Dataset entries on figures
Start

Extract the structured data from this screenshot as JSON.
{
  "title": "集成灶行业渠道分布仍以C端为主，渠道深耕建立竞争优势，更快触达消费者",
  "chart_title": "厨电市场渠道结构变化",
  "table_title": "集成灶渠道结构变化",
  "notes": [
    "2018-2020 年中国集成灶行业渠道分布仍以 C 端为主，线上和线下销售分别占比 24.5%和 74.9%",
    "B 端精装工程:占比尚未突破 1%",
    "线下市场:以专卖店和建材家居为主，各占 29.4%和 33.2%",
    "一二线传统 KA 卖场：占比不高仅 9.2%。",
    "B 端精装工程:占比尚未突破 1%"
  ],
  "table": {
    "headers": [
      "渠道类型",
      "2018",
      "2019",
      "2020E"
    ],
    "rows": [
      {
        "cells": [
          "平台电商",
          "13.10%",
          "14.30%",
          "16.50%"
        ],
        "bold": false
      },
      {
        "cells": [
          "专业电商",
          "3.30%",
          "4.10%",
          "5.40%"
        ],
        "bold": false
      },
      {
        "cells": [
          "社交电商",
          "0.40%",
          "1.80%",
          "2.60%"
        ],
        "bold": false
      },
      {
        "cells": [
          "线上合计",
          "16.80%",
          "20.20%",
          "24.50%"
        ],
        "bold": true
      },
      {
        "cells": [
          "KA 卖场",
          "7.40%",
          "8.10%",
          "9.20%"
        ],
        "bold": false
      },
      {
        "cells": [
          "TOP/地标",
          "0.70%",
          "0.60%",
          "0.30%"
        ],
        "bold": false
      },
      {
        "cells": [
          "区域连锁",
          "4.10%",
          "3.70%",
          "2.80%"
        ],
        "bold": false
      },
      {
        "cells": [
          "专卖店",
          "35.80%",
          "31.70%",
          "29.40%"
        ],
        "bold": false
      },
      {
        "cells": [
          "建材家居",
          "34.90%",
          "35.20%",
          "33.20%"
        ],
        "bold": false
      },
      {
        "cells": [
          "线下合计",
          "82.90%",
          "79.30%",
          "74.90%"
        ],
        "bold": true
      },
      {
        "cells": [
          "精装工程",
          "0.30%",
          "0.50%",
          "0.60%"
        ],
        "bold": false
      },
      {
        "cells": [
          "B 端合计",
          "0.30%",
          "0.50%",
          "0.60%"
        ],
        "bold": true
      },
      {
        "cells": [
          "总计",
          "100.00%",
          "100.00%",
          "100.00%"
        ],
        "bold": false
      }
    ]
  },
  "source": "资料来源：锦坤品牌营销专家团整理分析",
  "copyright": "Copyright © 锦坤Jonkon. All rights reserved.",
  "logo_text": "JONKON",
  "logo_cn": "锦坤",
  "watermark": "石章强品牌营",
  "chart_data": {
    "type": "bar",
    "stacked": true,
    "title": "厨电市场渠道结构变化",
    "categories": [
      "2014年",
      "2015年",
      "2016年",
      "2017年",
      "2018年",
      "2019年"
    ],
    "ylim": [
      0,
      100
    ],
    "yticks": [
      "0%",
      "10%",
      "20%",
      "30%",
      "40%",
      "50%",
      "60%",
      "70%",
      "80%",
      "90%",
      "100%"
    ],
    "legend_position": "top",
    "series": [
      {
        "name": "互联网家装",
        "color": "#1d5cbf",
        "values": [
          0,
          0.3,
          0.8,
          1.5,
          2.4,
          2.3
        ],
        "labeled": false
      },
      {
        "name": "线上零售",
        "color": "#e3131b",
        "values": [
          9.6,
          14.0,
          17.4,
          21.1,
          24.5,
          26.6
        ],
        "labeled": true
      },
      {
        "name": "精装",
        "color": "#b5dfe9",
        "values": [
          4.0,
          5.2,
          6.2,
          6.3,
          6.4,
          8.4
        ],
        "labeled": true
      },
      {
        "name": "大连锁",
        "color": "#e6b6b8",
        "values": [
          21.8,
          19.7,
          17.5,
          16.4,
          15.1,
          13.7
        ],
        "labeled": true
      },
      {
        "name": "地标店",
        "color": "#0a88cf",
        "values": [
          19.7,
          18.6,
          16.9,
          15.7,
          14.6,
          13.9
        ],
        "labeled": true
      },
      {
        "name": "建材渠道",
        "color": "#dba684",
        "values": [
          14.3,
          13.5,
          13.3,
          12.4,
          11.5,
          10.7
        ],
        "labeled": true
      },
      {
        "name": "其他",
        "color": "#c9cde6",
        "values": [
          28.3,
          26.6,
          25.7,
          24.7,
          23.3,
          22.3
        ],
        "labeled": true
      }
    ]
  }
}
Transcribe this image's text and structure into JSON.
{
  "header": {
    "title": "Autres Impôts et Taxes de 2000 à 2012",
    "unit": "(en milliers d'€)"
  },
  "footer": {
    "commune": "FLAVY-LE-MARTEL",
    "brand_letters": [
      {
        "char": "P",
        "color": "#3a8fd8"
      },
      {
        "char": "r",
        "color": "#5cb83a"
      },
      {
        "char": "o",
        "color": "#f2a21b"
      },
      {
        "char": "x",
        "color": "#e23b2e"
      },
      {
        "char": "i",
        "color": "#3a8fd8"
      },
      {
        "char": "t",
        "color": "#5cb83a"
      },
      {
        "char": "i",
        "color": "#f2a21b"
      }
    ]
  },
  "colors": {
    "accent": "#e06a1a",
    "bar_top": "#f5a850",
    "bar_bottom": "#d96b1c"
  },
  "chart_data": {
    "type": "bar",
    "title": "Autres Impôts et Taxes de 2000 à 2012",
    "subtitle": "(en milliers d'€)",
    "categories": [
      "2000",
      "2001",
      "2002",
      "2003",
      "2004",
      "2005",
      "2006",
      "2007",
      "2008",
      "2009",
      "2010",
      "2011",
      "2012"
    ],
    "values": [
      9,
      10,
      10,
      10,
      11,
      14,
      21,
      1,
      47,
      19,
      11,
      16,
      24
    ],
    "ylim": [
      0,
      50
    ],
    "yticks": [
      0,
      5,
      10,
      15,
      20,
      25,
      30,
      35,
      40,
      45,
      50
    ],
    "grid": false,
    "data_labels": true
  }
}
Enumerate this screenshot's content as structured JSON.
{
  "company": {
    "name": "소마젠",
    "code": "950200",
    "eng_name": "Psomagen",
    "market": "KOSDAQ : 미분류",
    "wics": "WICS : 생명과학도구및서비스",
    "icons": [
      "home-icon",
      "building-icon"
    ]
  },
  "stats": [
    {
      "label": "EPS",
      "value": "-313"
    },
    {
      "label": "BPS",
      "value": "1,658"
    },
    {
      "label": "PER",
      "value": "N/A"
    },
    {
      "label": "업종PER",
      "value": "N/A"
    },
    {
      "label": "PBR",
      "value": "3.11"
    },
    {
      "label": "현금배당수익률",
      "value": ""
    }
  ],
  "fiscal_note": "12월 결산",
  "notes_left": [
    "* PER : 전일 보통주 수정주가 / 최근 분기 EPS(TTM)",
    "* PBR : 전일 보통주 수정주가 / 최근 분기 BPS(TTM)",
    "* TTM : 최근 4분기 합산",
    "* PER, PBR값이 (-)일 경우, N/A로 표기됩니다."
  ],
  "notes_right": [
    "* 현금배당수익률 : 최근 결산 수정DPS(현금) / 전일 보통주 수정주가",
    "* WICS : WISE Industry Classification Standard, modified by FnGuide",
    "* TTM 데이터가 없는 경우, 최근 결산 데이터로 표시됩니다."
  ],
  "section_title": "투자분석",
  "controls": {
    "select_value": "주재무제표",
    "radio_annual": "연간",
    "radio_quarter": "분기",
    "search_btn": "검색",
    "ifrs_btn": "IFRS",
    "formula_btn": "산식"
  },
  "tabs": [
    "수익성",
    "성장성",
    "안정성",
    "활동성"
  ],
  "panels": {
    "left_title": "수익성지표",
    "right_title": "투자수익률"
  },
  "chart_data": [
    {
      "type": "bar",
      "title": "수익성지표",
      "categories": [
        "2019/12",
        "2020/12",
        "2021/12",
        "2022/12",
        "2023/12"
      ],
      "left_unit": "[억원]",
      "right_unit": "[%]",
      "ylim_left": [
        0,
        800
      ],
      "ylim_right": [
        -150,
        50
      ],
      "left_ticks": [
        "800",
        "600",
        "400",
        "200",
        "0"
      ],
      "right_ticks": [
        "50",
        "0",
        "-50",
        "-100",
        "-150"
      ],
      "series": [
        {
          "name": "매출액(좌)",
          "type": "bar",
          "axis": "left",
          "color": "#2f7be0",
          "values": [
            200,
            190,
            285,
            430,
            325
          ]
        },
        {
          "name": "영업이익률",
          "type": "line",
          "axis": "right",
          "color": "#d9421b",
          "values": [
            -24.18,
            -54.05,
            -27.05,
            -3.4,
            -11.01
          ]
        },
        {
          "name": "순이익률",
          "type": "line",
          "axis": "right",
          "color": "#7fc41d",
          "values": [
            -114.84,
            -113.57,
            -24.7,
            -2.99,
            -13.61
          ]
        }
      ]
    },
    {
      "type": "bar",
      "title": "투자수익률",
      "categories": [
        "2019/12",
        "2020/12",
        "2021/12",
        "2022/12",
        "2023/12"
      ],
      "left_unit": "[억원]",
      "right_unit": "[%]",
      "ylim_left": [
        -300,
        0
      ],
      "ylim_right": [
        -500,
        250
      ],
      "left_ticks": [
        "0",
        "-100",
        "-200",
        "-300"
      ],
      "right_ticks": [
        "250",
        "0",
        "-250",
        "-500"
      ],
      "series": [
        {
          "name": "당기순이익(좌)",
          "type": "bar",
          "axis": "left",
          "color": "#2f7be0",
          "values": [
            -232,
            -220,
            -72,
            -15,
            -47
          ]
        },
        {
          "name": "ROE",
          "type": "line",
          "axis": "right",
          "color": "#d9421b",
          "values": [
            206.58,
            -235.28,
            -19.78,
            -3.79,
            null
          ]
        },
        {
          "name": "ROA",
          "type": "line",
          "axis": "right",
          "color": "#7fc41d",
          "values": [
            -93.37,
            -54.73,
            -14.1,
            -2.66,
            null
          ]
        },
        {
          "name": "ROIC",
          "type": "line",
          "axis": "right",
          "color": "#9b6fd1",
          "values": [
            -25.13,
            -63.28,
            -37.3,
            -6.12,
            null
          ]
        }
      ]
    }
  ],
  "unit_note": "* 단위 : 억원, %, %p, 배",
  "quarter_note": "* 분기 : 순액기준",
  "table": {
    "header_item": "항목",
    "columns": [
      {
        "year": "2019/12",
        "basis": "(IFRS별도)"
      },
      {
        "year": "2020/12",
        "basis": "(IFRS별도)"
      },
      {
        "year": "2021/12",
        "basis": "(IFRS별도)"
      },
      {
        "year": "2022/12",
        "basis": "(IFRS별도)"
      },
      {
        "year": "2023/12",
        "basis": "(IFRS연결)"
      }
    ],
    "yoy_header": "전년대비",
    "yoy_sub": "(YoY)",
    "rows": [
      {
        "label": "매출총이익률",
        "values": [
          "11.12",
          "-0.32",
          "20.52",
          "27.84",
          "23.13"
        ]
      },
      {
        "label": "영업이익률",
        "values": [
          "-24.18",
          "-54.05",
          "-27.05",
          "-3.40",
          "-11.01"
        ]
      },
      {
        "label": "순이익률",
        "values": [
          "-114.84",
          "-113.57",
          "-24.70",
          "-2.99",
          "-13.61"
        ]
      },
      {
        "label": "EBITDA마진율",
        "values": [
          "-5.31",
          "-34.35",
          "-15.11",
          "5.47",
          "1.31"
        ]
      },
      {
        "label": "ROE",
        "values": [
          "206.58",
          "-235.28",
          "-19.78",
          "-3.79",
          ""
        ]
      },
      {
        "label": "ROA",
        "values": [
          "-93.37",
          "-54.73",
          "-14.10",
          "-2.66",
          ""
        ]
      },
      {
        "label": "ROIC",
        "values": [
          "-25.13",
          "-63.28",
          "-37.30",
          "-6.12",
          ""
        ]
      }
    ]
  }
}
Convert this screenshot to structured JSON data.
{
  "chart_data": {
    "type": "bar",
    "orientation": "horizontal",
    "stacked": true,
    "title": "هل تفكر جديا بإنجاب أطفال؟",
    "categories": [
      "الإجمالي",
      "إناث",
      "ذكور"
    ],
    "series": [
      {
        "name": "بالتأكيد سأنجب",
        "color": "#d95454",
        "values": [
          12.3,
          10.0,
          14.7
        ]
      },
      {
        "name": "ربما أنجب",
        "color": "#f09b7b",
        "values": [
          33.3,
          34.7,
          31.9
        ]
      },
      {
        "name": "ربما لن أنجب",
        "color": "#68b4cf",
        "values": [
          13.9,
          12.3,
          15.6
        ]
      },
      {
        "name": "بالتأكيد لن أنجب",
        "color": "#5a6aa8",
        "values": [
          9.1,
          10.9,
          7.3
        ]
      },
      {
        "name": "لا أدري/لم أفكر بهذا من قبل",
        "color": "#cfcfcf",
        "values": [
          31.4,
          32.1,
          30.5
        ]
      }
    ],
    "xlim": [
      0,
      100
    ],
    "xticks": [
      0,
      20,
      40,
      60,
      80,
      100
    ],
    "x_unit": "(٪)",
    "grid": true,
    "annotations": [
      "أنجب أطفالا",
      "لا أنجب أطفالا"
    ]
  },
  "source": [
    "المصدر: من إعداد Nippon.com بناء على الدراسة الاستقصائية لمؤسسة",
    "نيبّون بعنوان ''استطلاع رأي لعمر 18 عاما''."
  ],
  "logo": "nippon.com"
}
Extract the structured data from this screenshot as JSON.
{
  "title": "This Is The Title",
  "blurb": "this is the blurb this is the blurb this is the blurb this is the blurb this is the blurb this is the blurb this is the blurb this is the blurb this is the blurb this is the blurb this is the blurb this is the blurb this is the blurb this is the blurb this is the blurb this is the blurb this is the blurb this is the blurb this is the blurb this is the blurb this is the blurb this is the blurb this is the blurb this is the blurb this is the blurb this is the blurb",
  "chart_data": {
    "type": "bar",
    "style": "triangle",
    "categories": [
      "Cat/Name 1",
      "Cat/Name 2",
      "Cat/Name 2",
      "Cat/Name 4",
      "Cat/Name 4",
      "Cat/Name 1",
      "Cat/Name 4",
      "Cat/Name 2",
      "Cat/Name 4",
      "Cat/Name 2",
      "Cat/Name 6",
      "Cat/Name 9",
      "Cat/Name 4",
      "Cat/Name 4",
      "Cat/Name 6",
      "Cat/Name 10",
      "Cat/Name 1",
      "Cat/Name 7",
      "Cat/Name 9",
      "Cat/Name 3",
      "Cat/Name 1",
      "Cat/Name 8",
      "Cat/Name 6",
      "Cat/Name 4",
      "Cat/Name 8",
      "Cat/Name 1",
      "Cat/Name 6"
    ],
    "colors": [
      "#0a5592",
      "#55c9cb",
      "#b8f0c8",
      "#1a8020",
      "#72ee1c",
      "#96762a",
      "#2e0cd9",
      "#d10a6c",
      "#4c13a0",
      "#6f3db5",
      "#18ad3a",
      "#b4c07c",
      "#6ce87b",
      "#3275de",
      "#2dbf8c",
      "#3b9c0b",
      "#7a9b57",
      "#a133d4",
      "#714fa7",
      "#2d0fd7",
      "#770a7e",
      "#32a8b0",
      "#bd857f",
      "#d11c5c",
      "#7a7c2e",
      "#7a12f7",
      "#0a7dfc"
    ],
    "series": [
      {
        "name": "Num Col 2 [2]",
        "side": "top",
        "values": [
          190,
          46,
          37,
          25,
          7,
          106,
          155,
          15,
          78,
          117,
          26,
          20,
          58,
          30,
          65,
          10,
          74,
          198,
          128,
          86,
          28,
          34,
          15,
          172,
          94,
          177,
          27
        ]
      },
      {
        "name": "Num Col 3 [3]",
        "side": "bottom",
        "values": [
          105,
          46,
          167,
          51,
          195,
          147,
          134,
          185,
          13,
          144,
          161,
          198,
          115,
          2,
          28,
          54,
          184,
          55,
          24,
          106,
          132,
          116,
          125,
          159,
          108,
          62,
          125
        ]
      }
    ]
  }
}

End

» WHAT THIS TASK INVOLVES
Report the number of lines above that contain the word "수정주가", and only that number.

» ANSWER IN FULL
3